# START OF Recorded data

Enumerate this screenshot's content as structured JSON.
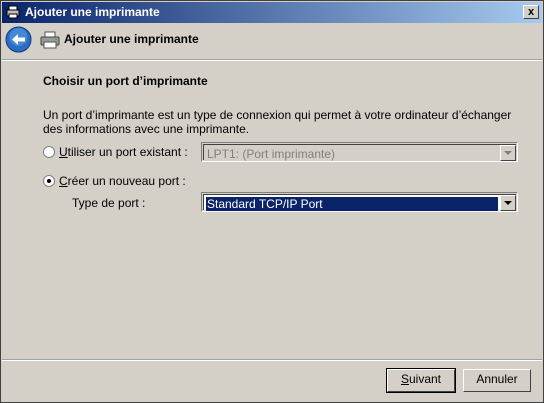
{
  "window": {
    "title": "Ajouter une imprimante",
    "close_label": "x"
  },
  "header": {
    "title": "Ajouter une imprimante"
  },
  "section": {
    "title": "Choisir un port d’imprimante",
    "description": "Un port d’imprimante est un type de connexion qui permet à votre ordinateur d’échanger des informations avec une imprimante."
  },
  "existing_port": {
    "label_accel": "U",
    "label_rest": "tiliser un port existant :",
    "value": "LPT1: (Port imprimante)",
    "checked": false,
    "enabled": false
  },
  "new_port": {
    "label_accel": "C",
    "label_rest": "réer un nouveau port :",
    "checked": true,
    "type_label": "Type de port :",
    "type_value": "Standard TCP/IP Port"
  },
  "buttons": {
    "next_accel": "S",
    "next_rest": "uivant",
    "cancel": "Annuler"
  },
  "colors": {
    "titlebar_start": "#0a246a",
    "titlebar_end": "#a6caf0",
    "face": "#d4d0c8",
    "selection": "#0a246a"
  }
}
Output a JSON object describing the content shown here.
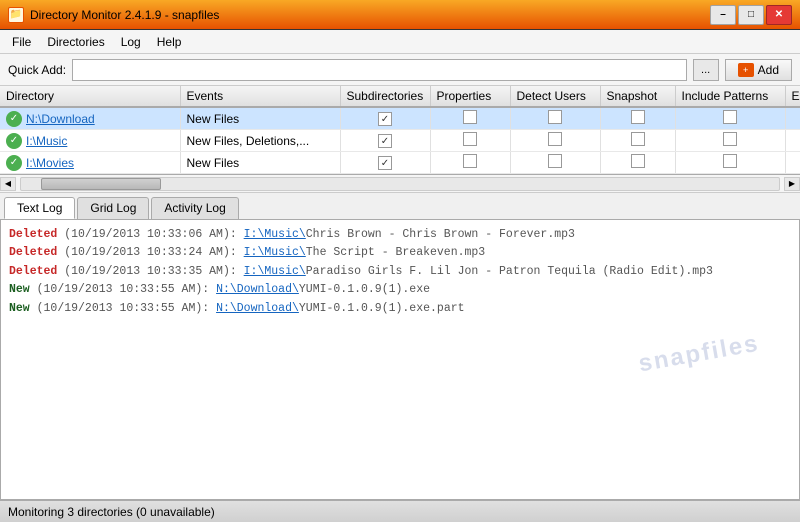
{
  "titlebar": {
    "title": "Directory Monitor 2.4.1.9 - snapfiles",
    "icon": "📁",
    "min_label": "–",
    "max_label": "□",
    "close_label": "✕"
  },
  "menubar": {
    "items": [
      "File",
      "Directories",
      "Log",
      "Help"
    ]
  },
  "quickadd": {
    "label": "Quick Add:",
    "placeholder": "",
    "browse_label": "...",
    "add_label": "Add"
  },
  "table": {
    "headers": [
      "Directory",
      "Events",
      "Subdirectories",
      "Properties",
      "Detect Users",
      "Snapshot",
      "Include Patterns",
      "Exclude Patterns"
    ],
    "rows": [
      {
        "directory": "N:\\Download",
        "events": "New Files",
        "subdirectories": true,
        "properties": false,
        "detect_users": false,
        "snapshot": false,
        "include": false,
        "exclude": false,
        "status": "ok",
        "selected": true
      },
      {
        "directory": "I:\\Music",
        "events": "New Files, Deletions,...",
        "subdirectories": true,
        "properties": false,
        "detect_users": false,
        "snapshot": false,
        "include": false,
        "exclude": false,
        "status": "ok",
        "selected": false
      },
      {
        "directory": "I:\\Movies",
        "events": "New Files",
        "subdirectories": true,
        "properties": false,
        "detect_users": false,
        "snapshot": false,
        "include": false,
        "exclude": false,
        "status": "ok",
        "selected": false
      }
    ]
  },
  "logtabs": {
    "tabs": [
      "Text Log",
      "Grid Log",
      "Activity Log"
    ],
    "active": 0
  },
  "logentries": [
    {
      "type": "Deleted",
      "timestamp": "(10/19/2013 10:33:06 AM):",
      "path_prefix": "I:\\Music\\",
      "path_link": "I:\\Music\\",
      "filename": "Chris Brown - Chris Brown - Forever.mp3"
    },
    {
      "type": "Deleted",
      "timestamp": "(10/19/2013 10:33:24 AM):",
      "path_prefix": "I:\\Music\\",
      "path_link": "I:\\Music\\",
      "filename": "The Script - Breakeven.mp3"
    },
    {
      "type": "Deleted",
      "timestamp": "(10/19/2013 10:33:35 AM):",
      "path_prefix": "I:\\Music\\",
      "path_link": "I:\\Music\\",
      "filename": "Paradiso Girls F. Lil Jon - Patron Tequila (Radio Edit).mp3"
    },
    {
      "type": "New",
      "timestamp": "(10/19/2013 10:33:55 AM):",
      "path_prefix": "N:\\Download\\",
      "path_link": "N:\\Download\\",
      "filename": "YUMI-0.1.0.9(1).exe"
    },
    {
      "type": "New",
      "timestamp": "(10/19/2013 10:33:55 AM):",
      "path_prefix": "N:\\Download\\",
      "path_link": "N:\\Download\\",
      "filename": "YUMI-0.1.0.9(1).exe.part"
    }
  ],
  "statusbar": {
    "text": "Monitoring 3 directories (0 unavailable)"
  },
  "watermark": {
    "text": "snapfiles"
  }
}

# END OF Recorded data

# To do
Would you return the data exactly as written, without the pictures?

# Solved exercise
Enumerate this screenshot's content as structured JSON.
{
  "window": {
    "title": "Ajouter une imprimante",
    "close_label": "x"
  },
  "header": {
    "title": "Ajouter une imprimante"
  },
  "section": {
    "title": "Choisir un port d’imprimante",
    "description": "Un port d’imprimante est un type de connexion qui permet à votre ordinateur d’échanger des informations avec une imprimante."
  },
  "existing_port": {
    "label_accel": "U",
    "label_rest": "tiliser un port existant :",
    "value": "LPT1: (Port imprimante)",
    "checked": false,
    "enabled": false
  },
  "new_port": {
    "label_accel": "C",
    "label_rest": "réer un nouveau port :",
    "checked": true,
    "type_label": "Type de port :",
    "type_value": "Standard TCP/IP Port"
  },
  "buttons": {
    "next_accel": "S",
    "next_rest": "uivant",
    "cancel": "Annuler"
  },
  "colors": {
    "titlebar_start": "#0a246a",
    "titlebar_end": "#a6caf0",
    "face": "#d4d0c8",
    "selection": "#0a246a"
  }
}
Output a JSON object describing the content shown here.
{
  "titlebar": {
    "title": "Directory Monitor 2.4.1.9 - snapfiles",
    "icon": "📁",
    "min_label": "–",
    "max_label": "□",
    "close_label": "✕"
  },
  "menubar": {
    "items": [
      "File",
      "Directories",
      "Log",
      "Help"
    ]
  },
  "quickadd": {
    "label": "Quick Add:",
    "placeholder": "",
    "browse_label": "...",
    "add_label": "Add"
  },
  "table": {
    "headers": [
      "Directory",
      "Events",
      "Subdirectories",
      "Properties",
      "Detect Users",
      "Snapshot",
      "Include Patterns",
      "Exclude Patterns"
    ],
    "rows": [
      {
        "directory": "N:\\Download",
        "events": "New Files",
        "subdirectories": true,
        "properties": false,
        "detect_users": false,
        "snapshot": false,
        "include": false,
        "exclude": false,
        "status": "ok",
        "selected": true
      },
      {
        "directory": "I:\\Music",
        "events": "New Files, Deletions,...",
        "subdirectories": true,
        "properties": false,
        "detect_users": false,
        "snapshot": false,
        "include": false,
        "exclude": false,
        "status": "ok",
        "selected": false
      },
      {
        "directory": "I:\\Movies",
        "events": "New Files",
        "subdirectories": true,
        "properties": false,
        "detect_users": false,
        "snapshot": false,
        "include": false,
        "exclude": false,
        "status": "ok",
        "selected": false
      }
    ]
  },
  "logtabs": {
    "tabs": [
      "Text Log",
      "Grid Log",
      "Activity Log"
    ],
    "active": 0
  },
  "logentries": [
    {
      "type": "Deleted",
      "timestamp": "(10/19/2013 10:33:06 AM):",
      "path_prefix": "I:\\Music\\",
      "path_link": "I:\\Music\\",
      "filename": "Chris Brown - Chris Brown - Forever.mp3"
    },
    {
      "type": "Deleted",
      "timestamp": "(10/19/2013 10:33:24 AM):",
      "path_prefix": "I:\\Music\\",
      "path_link": "I:\\Music\\",
      "filename": "The Script - Breakeven.mp3"
    },
    {
      "type": "Deleted",
      "timestamp": "(10/19/2013 10:33:35 AM):",
      "path_prefix": "I:\\Music\\",
      "path_link": "I:\\Music\\",
      "filename": "Paradiso Girls F. Lil Jon - Patron Tequila (Radio Edit).mp3"
    },
    {
      "type": "New",
      "timestamp": "(10/19/2013 10:33:55 AM):",
      "path_prefix": "N:\\Download\\",
      "path_link": "N:\\Download\\",
      "filename": "YUMI-0.1.0.9(1).exe"
    },
    {
      "type": "New",
      "timestamp": "(10/19/2013 10:33:55 AM):",
      "path_prefix": "N:\\Download\\",
      "path_link": "N:\\Download\\",
      "filename": "YUMI-0.1.0.9(1).exe.part"
    }
  ],
  "statusbar": {
    "text": "Monitoring 3 directories (0 unavailable)"
  },
  "watermark": {
    "text": "snapfiles"
  }
}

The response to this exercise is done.